Read the data and repeat all of it exactly.

━━━━━━━━━━━━━━━━━━━━

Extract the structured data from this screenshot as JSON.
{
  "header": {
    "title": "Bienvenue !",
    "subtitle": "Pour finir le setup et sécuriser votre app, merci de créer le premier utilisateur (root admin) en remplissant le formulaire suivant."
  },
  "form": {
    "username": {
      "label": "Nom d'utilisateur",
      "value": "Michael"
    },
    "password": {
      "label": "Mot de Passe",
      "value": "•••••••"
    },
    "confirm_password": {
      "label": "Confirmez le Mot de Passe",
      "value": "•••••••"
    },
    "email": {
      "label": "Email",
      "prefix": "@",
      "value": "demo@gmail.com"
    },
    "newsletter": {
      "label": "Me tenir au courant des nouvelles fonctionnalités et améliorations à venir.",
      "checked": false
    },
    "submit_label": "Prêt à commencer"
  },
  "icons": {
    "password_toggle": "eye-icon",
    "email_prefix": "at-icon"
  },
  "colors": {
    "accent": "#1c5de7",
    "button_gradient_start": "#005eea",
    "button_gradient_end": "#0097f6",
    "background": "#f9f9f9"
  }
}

━━━━━━━━━━━━━━━━━━━━

RESPONSE BELOW:
Extract the structured data from this screenshot as JSON.
{
  "header": {
    "title": "Bienvenue !",
    "subtitle": "Pour finir le setup et sécuriser votre app, merci de créer le premier utilisateur (root admin) en remplissant le formulaire suivant."
  },
  "form": {
    "username": {
      "label": "Nom d'utilisateur",
      "value": "Michael"
    },
    "password": {
      "label": "Mot de Passe",
      "value": "•••••••"
    },
    "confirm_password": {
      "label": "Confirmez le Mot de Passe",
      "value": "•••••••"
    },
    "email": {
      "label": "Email",
      "prefix": "@",
      "value": "demo@gmail.com"
    },
    "newsletter": {
      "label": "Me tenir au courant des nouvelles fonctionnalités et améliorations à venir.",
      "checked": false
    },
    "submit_label": "Prêt à commencer"
  },
  "icons": {
    "password_toggle": "eye-icon",
    "email_prefix": "at-icon"
  },
  "colors": {
    "accent": "#1c5de7",
    "button_gradient_start": "#005eea",
    "button_gradient_end": "#0097f6",
    "background": "#f9f9f9"
  }
}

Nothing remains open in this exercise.